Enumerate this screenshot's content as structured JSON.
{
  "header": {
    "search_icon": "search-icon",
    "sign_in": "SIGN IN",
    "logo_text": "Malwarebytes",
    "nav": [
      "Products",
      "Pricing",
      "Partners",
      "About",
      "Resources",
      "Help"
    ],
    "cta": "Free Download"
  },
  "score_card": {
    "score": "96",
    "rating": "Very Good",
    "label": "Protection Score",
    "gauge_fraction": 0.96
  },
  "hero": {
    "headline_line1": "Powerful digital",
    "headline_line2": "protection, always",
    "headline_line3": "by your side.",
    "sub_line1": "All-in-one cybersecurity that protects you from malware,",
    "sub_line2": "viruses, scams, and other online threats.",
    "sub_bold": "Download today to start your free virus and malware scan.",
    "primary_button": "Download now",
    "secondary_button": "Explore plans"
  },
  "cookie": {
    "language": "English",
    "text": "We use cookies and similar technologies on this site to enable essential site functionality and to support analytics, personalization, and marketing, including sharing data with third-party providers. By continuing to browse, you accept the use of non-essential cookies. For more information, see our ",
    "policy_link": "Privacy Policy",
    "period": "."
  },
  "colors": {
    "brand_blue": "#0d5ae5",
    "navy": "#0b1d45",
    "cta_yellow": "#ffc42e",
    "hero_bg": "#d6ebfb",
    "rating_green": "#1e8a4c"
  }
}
-.-.-
▸ Work instruction: Which lines of the data include the string "this"? Find them and copy each one.

▸ Solution below:
Enumerate this screenshot's content as structured JSON.
    "text": "We use cookies and similar technologies on this site to enable essential site functionality and to support analytics, personalization, and marketing, including sharing data with third-party providers. By continuing to browse, you accept the use of non-essential cookies. For more information, see our ",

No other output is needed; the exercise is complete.